Written exercise
Pick out all lines of the entries that include the word "this" and copy them.

** Start Given information **

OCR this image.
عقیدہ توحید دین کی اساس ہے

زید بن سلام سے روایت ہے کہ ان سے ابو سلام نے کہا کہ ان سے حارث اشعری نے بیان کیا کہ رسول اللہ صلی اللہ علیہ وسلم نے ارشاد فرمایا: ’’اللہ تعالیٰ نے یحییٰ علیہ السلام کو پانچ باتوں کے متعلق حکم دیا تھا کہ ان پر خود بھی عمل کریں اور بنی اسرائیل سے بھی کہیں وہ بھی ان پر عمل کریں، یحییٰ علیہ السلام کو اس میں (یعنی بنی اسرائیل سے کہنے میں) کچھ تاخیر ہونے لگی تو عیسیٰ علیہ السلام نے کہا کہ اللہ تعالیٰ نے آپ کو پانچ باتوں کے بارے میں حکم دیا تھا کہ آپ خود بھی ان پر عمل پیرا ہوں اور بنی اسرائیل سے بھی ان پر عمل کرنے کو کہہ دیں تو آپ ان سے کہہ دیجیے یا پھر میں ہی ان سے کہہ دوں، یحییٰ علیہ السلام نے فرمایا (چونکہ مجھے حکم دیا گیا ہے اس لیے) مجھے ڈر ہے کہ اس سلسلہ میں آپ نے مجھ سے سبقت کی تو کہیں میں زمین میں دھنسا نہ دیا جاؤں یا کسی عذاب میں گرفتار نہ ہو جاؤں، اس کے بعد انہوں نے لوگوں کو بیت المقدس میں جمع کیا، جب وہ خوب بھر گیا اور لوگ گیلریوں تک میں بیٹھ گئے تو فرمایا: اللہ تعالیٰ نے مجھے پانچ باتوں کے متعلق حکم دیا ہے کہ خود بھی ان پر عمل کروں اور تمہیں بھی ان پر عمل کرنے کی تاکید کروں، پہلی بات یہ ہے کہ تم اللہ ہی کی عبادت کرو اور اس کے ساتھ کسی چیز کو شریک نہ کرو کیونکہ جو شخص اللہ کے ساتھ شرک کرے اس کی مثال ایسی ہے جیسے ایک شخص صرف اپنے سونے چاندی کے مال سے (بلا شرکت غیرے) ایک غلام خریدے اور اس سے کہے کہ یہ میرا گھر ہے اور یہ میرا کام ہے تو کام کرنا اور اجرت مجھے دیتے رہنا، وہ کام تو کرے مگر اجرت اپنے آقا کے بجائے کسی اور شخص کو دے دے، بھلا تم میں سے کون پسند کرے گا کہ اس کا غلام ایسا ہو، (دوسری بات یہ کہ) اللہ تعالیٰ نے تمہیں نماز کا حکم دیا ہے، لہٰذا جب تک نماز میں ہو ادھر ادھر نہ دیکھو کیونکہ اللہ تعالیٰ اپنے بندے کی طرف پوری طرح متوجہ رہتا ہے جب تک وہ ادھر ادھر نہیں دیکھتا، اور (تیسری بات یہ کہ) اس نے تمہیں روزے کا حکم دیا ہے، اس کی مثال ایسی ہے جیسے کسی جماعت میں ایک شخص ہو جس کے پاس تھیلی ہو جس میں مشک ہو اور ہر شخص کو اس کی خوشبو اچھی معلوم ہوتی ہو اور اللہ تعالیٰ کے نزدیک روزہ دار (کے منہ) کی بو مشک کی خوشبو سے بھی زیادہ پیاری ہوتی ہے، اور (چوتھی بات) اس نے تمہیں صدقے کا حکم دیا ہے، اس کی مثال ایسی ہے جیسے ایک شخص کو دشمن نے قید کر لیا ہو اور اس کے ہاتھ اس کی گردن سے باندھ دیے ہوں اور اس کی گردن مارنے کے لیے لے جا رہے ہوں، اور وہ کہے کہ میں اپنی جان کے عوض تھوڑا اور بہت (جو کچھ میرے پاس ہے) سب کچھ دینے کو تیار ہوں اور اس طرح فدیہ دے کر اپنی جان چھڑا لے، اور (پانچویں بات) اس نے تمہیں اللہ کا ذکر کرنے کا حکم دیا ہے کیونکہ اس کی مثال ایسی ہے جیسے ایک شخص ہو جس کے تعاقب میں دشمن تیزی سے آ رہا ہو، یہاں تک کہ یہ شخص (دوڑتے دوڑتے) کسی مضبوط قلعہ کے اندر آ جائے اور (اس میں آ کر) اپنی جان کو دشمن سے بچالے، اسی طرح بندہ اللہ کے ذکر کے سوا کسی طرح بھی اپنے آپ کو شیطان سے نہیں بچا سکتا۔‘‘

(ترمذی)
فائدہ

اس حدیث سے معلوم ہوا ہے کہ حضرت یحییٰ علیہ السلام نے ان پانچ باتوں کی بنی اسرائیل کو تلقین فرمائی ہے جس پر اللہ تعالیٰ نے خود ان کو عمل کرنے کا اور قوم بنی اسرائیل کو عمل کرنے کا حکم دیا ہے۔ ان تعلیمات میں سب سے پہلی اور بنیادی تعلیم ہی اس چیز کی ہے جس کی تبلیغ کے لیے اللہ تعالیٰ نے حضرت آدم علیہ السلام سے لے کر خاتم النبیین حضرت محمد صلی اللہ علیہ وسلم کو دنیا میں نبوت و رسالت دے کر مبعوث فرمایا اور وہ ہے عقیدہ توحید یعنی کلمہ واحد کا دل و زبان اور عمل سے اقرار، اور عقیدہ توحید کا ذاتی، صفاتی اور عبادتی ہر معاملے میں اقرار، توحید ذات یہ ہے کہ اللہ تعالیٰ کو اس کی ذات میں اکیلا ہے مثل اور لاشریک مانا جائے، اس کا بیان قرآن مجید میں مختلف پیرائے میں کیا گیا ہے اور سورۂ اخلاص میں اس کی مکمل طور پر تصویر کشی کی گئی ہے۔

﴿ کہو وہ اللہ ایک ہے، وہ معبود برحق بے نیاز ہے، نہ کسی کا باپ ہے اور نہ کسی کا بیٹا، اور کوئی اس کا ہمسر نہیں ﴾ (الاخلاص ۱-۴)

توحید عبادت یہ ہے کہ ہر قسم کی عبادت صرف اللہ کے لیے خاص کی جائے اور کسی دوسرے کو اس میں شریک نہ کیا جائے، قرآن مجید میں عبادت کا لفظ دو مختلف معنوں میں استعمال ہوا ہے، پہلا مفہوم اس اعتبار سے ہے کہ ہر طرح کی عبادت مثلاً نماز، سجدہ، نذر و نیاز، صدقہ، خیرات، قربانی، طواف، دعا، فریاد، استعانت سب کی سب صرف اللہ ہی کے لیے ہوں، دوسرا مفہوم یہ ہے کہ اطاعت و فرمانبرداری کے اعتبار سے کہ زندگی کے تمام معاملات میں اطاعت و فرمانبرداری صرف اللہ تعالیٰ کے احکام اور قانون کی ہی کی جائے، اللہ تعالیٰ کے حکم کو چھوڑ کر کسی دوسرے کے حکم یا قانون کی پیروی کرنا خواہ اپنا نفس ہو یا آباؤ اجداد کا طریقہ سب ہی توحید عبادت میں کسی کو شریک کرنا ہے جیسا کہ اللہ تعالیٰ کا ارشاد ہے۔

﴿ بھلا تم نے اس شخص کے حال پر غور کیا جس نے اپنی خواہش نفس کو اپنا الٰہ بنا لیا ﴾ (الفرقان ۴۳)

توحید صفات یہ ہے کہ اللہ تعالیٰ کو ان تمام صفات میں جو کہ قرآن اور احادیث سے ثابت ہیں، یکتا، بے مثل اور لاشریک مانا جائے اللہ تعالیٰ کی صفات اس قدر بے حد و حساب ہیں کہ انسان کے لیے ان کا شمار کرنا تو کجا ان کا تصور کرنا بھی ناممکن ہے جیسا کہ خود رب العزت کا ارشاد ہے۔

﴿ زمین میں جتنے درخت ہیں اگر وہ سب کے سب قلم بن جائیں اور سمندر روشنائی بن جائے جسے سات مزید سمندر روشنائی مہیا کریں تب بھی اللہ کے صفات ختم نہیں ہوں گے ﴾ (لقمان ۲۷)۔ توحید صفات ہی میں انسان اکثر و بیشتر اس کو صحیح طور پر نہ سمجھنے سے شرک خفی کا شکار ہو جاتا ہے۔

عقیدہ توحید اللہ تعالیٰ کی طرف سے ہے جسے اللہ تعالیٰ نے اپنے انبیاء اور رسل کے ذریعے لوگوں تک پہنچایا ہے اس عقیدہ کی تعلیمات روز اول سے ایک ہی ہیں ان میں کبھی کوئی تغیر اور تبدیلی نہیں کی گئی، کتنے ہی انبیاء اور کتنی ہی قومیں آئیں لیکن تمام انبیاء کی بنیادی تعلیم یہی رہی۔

** End Given information **
** Start Given information **

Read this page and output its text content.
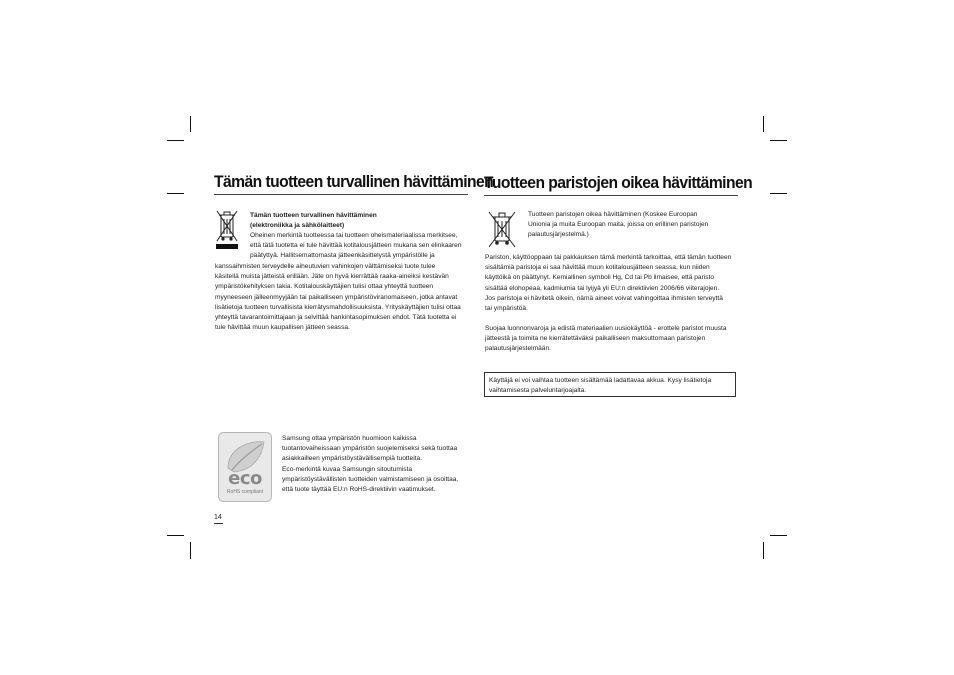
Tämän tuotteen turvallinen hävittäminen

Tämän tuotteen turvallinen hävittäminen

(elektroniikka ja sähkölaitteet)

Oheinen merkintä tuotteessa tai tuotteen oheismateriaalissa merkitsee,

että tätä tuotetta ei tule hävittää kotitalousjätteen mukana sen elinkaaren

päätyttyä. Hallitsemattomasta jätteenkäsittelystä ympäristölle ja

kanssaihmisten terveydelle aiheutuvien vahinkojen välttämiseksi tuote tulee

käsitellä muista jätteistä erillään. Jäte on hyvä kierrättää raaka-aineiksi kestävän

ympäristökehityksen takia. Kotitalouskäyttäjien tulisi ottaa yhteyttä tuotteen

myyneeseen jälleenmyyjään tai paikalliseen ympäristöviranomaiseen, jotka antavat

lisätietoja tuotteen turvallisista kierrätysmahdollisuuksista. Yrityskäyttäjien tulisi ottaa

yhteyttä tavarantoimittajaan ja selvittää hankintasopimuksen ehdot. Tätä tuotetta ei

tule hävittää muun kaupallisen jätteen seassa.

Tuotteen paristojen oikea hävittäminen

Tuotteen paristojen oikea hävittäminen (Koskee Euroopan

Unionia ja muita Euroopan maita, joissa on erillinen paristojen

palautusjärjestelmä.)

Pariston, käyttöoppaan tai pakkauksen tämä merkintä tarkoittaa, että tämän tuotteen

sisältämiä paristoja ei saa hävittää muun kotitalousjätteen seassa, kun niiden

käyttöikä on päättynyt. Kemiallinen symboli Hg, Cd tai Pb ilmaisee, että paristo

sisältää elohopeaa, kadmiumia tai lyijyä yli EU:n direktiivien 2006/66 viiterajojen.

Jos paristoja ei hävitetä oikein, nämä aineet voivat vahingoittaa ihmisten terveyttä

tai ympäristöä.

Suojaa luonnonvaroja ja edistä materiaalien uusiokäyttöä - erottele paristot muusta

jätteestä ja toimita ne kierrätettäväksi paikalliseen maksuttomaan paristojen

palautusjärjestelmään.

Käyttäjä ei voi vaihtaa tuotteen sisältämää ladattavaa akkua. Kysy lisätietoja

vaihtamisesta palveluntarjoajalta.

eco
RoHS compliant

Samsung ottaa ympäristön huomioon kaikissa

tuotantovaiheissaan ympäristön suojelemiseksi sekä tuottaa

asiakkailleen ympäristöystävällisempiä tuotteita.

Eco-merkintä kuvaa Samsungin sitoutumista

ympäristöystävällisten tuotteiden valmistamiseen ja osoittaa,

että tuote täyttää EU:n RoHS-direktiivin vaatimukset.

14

** End Given information **

Correct response
OCR this image.
Read this page and output its text content.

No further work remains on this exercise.